Dataset records
'''

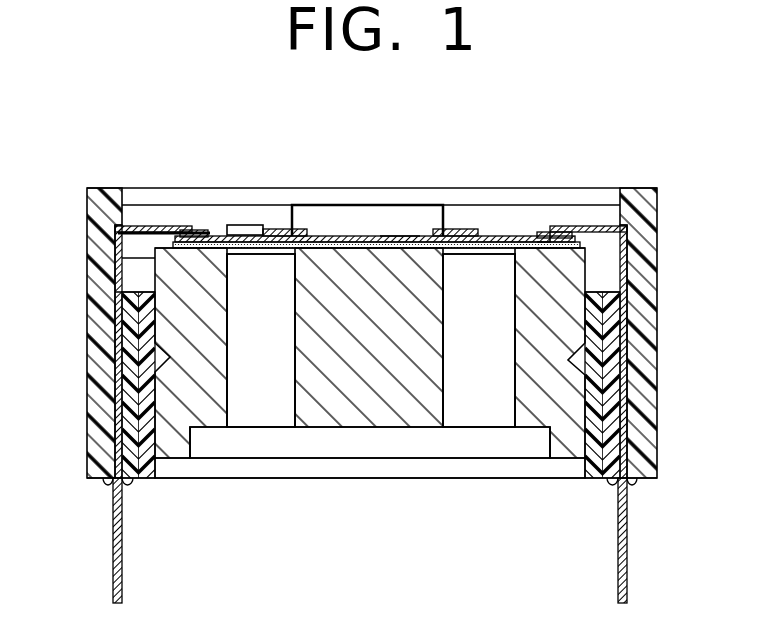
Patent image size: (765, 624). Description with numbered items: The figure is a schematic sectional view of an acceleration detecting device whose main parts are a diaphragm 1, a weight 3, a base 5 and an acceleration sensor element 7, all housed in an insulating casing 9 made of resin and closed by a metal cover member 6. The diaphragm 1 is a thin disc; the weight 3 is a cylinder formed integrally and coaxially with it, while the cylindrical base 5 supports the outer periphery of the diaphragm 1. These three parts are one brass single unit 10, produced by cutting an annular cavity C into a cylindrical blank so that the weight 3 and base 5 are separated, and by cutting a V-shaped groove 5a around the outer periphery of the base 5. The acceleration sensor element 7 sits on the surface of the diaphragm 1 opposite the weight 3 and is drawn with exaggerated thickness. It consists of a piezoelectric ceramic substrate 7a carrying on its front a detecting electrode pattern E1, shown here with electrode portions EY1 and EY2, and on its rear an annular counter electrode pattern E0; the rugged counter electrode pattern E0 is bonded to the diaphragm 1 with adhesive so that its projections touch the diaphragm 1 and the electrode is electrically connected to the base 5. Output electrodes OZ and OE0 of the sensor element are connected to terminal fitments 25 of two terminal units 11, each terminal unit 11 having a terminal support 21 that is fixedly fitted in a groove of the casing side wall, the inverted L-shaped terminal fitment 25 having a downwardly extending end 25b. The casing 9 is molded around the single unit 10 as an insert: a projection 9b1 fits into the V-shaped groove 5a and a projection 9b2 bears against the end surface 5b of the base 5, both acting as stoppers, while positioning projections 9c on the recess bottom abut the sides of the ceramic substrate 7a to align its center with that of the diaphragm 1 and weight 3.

The diaphragm 1 is at (500, 238).
The weight 3 is at (408, 400).
The base 5 is at (206, 405).
The V-shaped groove 5a is at (165, 341).
The end surface 5b is at (160, 478).
The cover member 6 is at (358, 203).
The acceleration sensor element 7 is at (493, 230).
The piezoelectric ceramic substrate 7a is at (397, 237).
The insulating casing 9 is at (167, 186).
The projection 9b1 is at (157, 355).
The projection 9b2 is at (180, 448).
The positioning projections 9c is at (117, 226).
The single unit 10 is at (437, 435).
The terminal unit 11 is at (108, 270).
The terminal support 21 is at (100, 453).
The terminal fitment 25 is at (130, 404).
The other end of terminal fitment 25b is at (152, 227).
The annular cavity C is at (263, 398).
The counter electrode pattern E0 is at (371, 279).
The electrode pattern E1 is at (283, 226).
The electrode EY1 is at (455, 229).
The electrode EY2 is at (272, 229).
The output electrode OE0 is at (540, 233).
The output electrode OZ is at (200, 230).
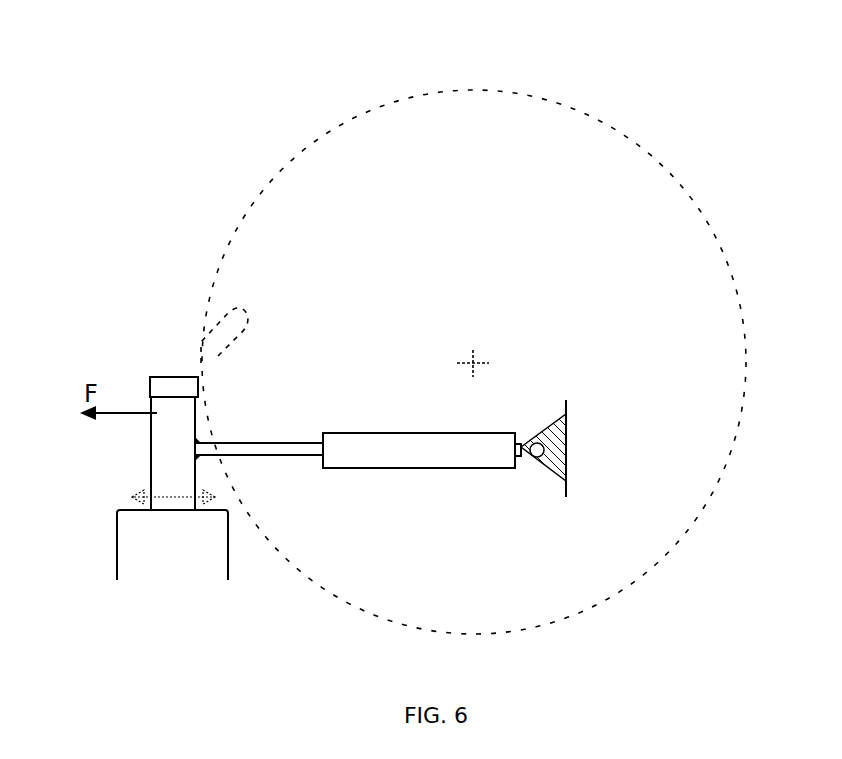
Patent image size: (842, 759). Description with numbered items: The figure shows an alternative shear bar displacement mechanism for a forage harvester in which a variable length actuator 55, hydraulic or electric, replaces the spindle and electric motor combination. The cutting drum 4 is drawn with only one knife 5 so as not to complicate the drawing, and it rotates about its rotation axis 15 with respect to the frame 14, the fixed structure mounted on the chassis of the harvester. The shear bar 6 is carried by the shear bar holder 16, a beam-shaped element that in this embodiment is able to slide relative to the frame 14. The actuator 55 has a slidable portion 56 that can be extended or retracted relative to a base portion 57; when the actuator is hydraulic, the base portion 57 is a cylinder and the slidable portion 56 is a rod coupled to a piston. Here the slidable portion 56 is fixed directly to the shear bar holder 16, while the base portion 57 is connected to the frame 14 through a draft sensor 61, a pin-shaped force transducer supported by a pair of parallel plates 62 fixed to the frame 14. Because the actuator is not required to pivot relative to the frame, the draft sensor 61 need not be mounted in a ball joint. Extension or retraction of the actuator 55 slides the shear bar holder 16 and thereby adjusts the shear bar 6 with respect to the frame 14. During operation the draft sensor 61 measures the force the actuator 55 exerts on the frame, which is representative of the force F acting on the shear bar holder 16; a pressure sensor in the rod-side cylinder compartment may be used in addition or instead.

The cutting drum 4 is at (296, 157).
The knife 5 is at (225, 335).
The shear bar 6 is at (160, 387).
The frame 14 is at (128, 551).
The rotation axis 15 is at (482, 356).
The shear bar holder 16 is at (158, 452).
The variable length actuator 55 is at (366, 433).
The slidable portion 56 is at (248, 452).
The base portion 57 is at (520, 437).
The draft sensor 61 is at (538, 444).
The parallel plates 62 is at (550, 467).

'''

Exercise
Count the lines in the rows above that contain the string "length", with case counting, and give only the number.

Response to this task
2